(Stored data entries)

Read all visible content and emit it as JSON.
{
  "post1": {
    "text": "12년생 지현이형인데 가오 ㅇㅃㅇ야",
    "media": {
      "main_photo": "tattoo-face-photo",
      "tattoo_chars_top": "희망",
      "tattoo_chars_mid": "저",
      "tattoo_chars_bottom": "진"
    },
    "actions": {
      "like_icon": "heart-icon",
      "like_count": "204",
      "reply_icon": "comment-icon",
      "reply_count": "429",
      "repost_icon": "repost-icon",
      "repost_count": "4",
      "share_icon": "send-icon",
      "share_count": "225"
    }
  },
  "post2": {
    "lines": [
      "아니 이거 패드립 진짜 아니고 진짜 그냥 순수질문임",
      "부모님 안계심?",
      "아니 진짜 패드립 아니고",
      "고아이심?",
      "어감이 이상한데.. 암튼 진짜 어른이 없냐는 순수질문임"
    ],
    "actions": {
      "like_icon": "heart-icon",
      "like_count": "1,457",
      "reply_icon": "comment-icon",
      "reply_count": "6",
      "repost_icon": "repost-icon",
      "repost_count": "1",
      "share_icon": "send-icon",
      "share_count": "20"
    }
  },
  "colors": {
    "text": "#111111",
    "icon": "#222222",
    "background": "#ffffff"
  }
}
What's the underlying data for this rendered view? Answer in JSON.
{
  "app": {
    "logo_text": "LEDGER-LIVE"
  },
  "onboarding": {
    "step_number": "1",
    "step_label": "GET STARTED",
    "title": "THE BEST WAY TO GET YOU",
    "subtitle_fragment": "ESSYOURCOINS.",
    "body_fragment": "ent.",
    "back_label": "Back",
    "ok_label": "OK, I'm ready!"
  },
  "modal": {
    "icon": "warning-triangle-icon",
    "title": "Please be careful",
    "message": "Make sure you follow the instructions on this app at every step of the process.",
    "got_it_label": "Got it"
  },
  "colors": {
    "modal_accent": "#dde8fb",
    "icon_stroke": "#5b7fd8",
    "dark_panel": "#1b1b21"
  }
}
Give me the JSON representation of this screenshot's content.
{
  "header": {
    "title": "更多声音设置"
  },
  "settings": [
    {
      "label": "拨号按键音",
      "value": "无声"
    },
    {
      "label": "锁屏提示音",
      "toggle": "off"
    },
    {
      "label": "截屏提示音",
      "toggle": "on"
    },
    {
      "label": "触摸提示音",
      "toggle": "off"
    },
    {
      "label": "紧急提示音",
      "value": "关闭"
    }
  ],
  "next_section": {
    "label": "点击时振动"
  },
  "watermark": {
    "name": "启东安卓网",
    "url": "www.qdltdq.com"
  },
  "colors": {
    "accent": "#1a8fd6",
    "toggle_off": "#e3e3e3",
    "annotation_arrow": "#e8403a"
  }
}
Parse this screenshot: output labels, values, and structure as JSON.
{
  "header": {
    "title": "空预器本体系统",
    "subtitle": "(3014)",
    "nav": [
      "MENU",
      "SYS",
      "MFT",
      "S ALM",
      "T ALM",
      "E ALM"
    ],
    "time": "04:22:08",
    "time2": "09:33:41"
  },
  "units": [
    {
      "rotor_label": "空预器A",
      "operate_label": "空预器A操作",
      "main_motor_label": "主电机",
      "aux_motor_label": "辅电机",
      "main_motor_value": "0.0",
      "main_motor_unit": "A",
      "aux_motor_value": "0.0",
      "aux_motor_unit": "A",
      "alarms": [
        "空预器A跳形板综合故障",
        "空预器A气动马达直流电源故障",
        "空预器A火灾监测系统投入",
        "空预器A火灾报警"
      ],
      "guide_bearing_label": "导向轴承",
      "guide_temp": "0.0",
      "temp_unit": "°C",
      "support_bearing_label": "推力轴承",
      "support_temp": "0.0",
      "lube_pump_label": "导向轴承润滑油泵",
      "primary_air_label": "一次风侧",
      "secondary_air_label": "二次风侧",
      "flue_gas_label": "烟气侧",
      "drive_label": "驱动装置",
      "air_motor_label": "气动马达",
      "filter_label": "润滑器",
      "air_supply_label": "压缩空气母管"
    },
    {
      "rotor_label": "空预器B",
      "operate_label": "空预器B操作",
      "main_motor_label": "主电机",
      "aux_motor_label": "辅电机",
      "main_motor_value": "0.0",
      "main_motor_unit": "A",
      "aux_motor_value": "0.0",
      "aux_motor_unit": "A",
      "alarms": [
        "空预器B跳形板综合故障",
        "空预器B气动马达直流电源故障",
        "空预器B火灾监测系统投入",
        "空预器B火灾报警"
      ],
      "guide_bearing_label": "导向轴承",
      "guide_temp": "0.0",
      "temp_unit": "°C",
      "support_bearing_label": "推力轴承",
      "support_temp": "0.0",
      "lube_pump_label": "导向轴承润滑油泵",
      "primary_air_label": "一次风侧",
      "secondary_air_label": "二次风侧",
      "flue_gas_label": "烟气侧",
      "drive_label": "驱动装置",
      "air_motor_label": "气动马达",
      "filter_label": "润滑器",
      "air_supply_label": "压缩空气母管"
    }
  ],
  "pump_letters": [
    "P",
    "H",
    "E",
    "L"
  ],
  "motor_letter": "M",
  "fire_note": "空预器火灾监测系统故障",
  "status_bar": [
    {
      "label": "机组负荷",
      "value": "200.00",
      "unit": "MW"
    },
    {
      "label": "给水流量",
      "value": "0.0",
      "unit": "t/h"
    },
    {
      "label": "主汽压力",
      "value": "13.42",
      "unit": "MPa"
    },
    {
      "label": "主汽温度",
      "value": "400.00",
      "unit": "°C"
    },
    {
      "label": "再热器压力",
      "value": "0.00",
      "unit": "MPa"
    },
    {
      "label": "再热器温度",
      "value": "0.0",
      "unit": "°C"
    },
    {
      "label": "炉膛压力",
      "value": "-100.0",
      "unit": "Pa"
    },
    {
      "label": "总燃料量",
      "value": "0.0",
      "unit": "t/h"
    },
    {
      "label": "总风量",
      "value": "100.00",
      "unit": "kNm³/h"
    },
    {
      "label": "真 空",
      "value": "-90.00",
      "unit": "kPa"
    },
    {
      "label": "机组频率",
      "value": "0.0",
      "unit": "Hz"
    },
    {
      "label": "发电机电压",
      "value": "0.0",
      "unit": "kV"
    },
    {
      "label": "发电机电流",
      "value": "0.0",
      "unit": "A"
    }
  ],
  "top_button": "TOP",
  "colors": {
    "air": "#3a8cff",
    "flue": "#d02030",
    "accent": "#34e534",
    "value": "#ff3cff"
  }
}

● Written instruction: Copy every line of the records word for word.

● Response below:
Read all visible content and emit it as JSON.
{
  "post1": {
    "text": "12년생 지현이형인데 가오 ㅇㅃㅇ야",
    "media": {
      "main_photo": "tattoo-face-photo",
      "tattoo_chars_top": "희망",
      "tattoo_chars_mid": "저",
      "tattoo_chars_bottom": "진"
    },
    "actions": {
      "like_icon": "heart-icon",
      "like_count": "204",
      "reply_icon": "comment-icon",
      "reply_count": "429",
      "repost_icon": "repost-icon",
      "repost_count": "4",
      "share_icon": "send-icon",
      "share_count": "225"
    }
  },
  "post2": {
    "lines": [
      "아니 이거 패드립 진짜 아니고 진짜 그냥 순수질문임",
      "부모님 안계심?",
      "아니 진짜 패드립 아니고",
      "고아이심?",
      "어감이 이상한데.. 암튼 진짜 어른이 없냐는 순수질문임"
    ],
    "actions": {
      "like_icon": "heart-icon",
      "like_count": "1,457",
      "reply_icon": "comment-icon",
      "reply_count": "6",
      "repost_icon": "repost-icon",
      "repost_count": "1",
      "share_icon": "send-icon",
      "share_count": "20"
    }
  },
  "colors": {
    "text": "#111111",
    "icon": "#222222",
    "background": "#ffffff"
  }
}
What's the underlying data for this rendered view? Answer in JSON.
{
  "app": {
    "logo_text": "LEDGER-LIVE"
  },
  "onboarding": {
    "step_number": "1",
    "step_label": "GET STARTED",
    "title": "THE BEST WAY TO GET YOU",
    "subtitle_fragment": "ESSYOURCOINS.",
    "body_fragment": "ent.",
    "back_label": "Back",
    "ok_label": "OK, I'm ready!"
  },
  "modal": {
    "icon": "warning-triangle-icon",
    "title": "Please be careful",
    "message": "Make sure you follow the instructions on this app at every step of the process.",
    "got_it_label": "Got it"
  },
  "colors": {
    "modal_accent": "#dde8fb",
    "icon_stroke": "#5b7fd8",
    "dark_panel": "#1b1b21"
  }
}
Give me the JSON representation of this screenshot's content.
{
  "header": {
    "title": "更多声音设置"
  },
  "settings": [
    {
      "label": "拨号按键音",
      "value": "无声"
    },
    {
      "label": "锁屏提示音",
      "toggle": "off"
    },
    {
      "label": "截屏提示音",
      "toggle": "on"
    },
    {
      "label": "触摸提示音",
      "toggle": "off"
    },
    {
      "label": "紧急提示音",
      "value": "关闭"
    }
  ],
  "next_section": {
    "label": "点击时振动"
  },
  "watermark": {
    "name": "启东安卓网",
    "url": "www.qdltdq.com"
  },
  "colors": {
    "accent": "#1a8fd6",
    "toggle_off": "#e3e3e3",
    "annotation_arrow": "#e8403a"
  }
}
Parse this screenshot: output labels, values, and structure as JSON.
{
  "header": {
    "title": "空预器本体系统",
    "subtitle": "(3014)",
    "nav": [
      "MENU",
      "SYS",
      "MFT",
      "S ALM",
      "T ALM",
      "E ALM"
    ],
    "time": "04:22:08",
    "time2": "09:33:41"
  },
  "units": [
    {
      "rotor_label": "空预器A",
      "operate_label": "空预器A操作",
      "main_motor_label": "主电机",
      "aux_motor_label": "辅电机",
      "main_motor_value": "0.0",
      "main_motor_unit": "A",
      "aux_motor_value": "0.0",
      "aux_motor_unit": "A",
      "alarms": [
        "空预器A跳形板综合故障",
        "空预器A气动马达直流电源故障",
        "空预器A火灾监测系统投入",
        "空预器A火灾报警"
      ],
      "guide_bearing_label": "导向轴承",
      "guide_temp": "0.0",
      "temp_unit": "°C",
      "support_bearing_label": "推力轴承",
      "support_temp": "0.0",
      "lube_pump_label": "导向轴承润滑油泵",
      "primary_air_label": "一次风侧",
      "secondary_air_label": "二次风侧",
      "flue_gas_label": "烟气侧",
      "drive_label": "驱动装置",
      "air_motor_label": "气动马达",
      "filter_label": "润滑器",
      "air_supply_label": "压缩空气母管"
    },
    {
      "rotor_label": "空预器B",
      "operate_label": "空预器B操作",
      "main_motor_label": "主电机",
      "aux_motor_label": "辅电机",
      "main_motor_value": "0.0",
      "main_motor_unit": "A",
      "aux_motor_value": "0.0",
      "aux_motor_unit": "A",
      "alarms": [
        "空预器B跳形板综合故障",
        "空预器B气动马达直流电源故障",
        "空预器B火灾监测系统投入",
        "空预器B火灾报警"
      ],
      "guide_bearing_label": "导向轴承",
      "guide_temp": "0.0",
      "temp_unit": "°C",
      "support_bearing_label": "推力轴承",
      "support_temp": "0.0",
      "lube_pump_label": "导向轴承润滑油泵",
      "primary_air_label": "一次风侧",
      "secondary_air_label": "二次风侧",
      "flue_gas_label": "烟气侧",
      "drive_label": "驱动装置",
      "air_motor_label": "气动马达",
      "filter_label": "润滑器",
      "air_supply_label": "压缩空气母管"
    }
  ],
  "pump_letters": [
    "P",
    "H",
    "E",
    "L"
  ],
  "motor_letter": "M",
  "fire_note": "空预器火灾监测系统故障",
  "status_bar": [
    {
      "label": "机组负荷",
      "value": "200.00",
      "unit": "MW"
    },
    {
      "label": "给水流量",
      "value": "0.0",
      "unit": "t/h"
    },
    {
      "label": "主汽压力",
      "value": "13.42",
      "unit": "MPa"
    },
    {
      "label": "主汽温度",
      "value": "400.00",
      "unit": "°C"
    },
    {
      "label": "再热器压力",
      "value": "0.00",
      "unit": "MPa"
    },
    {
      "label": "再热器温度",
      "value": "0.0",
      "unit": "°C"
    },
    {
      "label": "炉膛压力",
      "value": "-100.0",
      "unit": "Pa"
    },
    {
      "label": "总燃料量",
      "value": "0.0",
      "unit": "t/h"
    },
    {
      "label": "总风量",
      "value": "100.00",
      "unit": "kNm³/h"
    },
    {
      "label": "真 空",
      "value": "-90.00",
      "unit": "kPa"
    },
    {
      "label": "机组频率",
      "value": "0.0",
      "unit": "Hz"
    },
    {
      "label": "发电机电压",
      "value": "0.0",
      "unit": "kV"
    },
    {
      "label": "发电机电流",
      "value": "0.0",
      "unit": "A"
    }
  ],
  "top_button": "TOP",
  "colors": {
    "air": "#3a8cff",
    "flue": "#d02030",
    "accent": "#34e534",
    "value": "#ff3cff"
  }
}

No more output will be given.